Work to do:
Only lines with the string "this" matter here; gather them from the material below.

——————

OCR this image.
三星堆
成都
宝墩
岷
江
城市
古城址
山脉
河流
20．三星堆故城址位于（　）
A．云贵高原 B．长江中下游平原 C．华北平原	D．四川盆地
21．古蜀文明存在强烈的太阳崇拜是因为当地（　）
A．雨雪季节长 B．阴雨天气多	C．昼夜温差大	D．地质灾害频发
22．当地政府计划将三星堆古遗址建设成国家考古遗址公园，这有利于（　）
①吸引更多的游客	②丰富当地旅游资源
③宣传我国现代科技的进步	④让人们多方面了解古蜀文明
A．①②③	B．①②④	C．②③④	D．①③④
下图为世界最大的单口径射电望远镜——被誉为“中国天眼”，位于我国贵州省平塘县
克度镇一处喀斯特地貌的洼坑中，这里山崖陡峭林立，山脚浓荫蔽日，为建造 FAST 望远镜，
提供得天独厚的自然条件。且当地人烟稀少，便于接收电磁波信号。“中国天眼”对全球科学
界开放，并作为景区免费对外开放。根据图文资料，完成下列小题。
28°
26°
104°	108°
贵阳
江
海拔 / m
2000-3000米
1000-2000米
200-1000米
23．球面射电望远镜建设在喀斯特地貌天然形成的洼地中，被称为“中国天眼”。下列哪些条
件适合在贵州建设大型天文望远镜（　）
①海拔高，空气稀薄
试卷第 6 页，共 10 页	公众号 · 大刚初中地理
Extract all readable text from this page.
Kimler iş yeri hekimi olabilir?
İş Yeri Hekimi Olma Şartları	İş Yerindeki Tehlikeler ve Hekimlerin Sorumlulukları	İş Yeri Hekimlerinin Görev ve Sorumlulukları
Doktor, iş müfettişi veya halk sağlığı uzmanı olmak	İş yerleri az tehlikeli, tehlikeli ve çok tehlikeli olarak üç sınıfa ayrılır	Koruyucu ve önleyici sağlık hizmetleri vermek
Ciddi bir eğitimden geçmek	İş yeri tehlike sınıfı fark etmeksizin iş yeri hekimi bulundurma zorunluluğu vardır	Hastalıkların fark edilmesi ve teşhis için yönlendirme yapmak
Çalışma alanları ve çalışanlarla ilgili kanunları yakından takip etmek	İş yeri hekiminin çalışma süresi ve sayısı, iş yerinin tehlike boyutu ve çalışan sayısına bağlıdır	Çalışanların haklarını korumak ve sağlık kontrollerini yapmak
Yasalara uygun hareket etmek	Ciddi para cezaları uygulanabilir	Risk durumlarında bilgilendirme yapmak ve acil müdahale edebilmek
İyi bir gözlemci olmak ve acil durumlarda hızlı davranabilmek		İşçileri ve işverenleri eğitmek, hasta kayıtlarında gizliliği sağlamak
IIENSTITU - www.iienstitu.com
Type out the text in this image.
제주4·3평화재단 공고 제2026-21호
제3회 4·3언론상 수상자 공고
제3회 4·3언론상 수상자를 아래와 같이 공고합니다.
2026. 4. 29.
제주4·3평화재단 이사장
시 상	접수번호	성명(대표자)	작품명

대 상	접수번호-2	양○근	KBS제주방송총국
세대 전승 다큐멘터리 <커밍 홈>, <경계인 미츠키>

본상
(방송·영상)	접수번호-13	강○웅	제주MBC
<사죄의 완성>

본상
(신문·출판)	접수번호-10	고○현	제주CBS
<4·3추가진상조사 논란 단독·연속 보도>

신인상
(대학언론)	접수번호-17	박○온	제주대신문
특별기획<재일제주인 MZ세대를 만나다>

——————

Exercise response:
OCR this image.
Extract all readable text from this page.
Type out the text in this image.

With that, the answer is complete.